RECORDS SUPPLIED >>
⟨
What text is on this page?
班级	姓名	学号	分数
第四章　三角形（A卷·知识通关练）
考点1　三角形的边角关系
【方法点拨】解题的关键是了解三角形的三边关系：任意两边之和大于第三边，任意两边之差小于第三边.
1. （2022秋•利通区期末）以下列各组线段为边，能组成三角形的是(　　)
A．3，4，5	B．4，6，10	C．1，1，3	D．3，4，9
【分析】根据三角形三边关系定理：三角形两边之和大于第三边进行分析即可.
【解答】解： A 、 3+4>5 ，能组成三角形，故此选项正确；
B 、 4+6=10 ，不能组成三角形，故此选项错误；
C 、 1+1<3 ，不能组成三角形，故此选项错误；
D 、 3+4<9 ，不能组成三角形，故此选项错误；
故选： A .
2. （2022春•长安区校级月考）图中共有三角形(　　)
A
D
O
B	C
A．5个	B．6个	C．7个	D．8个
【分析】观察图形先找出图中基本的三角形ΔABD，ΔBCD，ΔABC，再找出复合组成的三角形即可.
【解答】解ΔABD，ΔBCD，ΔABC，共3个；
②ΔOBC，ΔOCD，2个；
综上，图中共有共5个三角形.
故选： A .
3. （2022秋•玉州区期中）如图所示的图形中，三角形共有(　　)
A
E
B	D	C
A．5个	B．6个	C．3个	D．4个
⟩
Using the listing above, show each line holding the string "ΔABC".

COMPLETED TASK >>
【分析】观察图形先找出图中基本的三角形ΔABD，ΔBCD，ΔABC，再找出复合组成的三角形即可.
【解答】解ΔABD，ΔBCD，ΔABC，共3个；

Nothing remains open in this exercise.